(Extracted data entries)

+++++

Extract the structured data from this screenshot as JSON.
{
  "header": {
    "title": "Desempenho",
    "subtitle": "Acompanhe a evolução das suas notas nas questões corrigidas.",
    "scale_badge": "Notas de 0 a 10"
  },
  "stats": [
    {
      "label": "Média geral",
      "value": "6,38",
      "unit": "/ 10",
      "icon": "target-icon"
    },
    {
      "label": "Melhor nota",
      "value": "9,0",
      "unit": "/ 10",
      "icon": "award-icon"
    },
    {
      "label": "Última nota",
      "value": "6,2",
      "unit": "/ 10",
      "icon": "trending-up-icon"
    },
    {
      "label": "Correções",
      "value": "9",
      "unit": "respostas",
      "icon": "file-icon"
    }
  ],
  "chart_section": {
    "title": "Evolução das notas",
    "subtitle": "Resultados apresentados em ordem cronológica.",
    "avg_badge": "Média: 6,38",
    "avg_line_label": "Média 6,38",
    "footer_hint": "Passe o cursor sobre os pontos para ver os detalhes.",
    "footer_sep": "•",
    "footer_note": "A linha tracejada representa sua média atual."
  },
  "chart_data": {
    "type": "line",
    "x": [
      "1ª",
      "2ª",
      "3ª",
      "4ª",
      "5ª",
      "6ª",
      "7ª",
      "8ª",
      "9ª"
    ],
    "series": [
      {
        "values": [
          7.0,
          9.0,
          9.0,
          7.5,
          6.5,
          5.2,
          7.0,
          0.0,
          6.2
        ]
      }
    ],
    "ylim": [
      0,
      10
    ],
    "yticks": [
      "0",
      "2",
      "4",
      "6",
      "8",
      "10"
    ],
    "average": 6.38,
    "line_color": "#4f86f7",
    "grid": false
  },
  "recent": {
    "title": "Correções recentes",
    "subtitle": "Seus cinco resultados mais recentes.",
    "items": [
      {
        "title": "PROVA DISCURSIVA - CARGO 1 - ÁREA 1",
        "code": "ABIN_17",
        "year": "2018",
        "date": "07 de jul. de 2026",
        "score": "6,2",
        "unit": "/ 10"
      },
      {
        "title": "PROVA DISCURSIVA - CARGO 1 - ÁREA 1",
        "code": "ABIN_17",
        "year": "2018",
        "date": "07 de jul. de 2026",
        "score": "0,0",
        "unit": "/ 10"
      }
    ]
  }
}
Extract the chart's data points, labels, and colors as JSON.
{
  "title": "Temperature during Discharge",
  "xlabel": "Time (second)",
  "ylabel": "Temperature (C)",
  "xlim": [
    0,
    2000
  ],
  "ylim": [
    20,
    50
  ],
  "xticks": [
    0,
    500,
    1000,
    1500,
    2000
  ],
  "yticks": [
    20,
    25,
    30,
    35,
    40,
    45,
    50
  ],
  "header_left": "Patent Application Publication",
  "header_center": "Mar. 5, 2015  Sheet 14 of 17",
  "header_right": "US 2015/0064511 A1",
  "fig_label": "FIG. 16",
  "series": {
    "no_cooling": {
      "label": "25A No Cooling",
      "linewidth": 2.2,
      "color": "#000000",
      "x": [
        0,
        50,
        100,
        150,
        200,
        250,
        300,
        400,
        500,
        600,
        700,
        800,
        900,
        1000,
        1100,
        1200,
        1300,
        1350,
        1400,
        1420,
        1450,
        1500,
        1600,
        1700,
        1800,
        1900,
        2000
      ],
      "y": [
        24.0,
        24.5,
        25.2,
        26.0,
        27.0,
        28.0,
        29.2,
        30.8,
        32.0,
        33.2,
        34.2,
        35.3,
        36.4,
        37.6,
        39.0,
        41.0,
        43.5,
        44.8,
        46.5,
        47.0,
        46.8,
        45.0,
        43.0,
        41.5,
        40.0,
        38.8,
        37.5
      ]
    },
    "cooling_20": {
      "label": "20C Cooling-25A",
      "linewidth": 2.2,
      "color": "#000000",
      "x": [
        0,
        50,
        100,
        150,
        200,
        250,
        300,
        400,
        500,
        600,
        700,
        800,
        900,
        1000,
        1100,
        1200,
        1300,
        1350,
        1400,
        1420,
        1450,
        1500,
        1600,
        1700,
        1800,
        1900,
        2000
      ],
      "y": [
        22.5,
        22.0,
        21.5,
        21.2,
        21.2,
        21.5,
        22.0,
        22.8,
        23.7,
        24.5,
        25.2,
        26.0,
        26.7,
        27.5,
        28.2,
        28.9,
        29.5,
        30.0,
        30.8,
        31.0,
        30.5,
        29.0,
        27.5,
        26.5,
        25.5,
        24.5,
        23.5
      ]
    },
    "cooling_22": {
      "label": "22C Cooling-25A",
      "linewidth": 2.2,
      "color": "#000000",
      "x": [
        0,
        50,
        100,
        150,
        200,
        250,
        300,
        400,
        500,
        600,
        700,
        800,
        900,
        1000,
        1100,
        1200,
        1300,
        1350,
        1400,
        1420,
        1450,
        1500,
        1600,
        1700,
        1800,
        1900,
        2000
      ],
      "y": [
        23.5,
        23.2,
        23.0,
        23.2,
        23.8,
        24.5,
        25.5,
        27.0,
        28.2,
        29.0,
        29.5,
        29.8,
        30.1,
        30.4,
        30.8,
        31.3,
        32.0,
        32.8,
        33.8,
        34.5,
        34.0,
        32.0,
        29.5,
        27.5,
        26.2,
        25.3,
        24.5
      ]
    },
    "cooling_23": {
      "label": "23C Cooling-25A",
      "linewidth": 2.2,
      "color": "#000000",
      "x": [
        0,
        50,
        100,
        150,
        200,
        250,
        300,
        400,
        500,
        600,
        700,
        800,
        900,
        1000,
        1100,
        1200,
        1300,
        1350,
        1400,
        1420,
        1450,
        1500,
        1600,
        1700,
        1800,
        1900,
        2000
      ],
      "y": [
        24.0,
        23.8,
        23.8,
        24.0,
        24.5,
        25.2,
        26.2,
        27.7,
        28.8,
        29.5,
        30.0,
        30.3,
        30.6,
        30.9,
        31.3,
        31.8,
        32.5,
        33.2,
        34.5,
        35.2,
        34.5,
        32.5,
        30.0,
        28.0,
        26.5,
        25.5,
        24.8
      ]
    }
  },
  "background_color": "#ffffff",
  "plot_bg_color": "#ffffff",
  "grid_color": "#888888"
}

+++++

Written instruction =
Report all lines of the material that contain the word "Temperature".

Written reply =
  "title": "Temperature during Discharge",
  "ylabel": "Temperature (C)",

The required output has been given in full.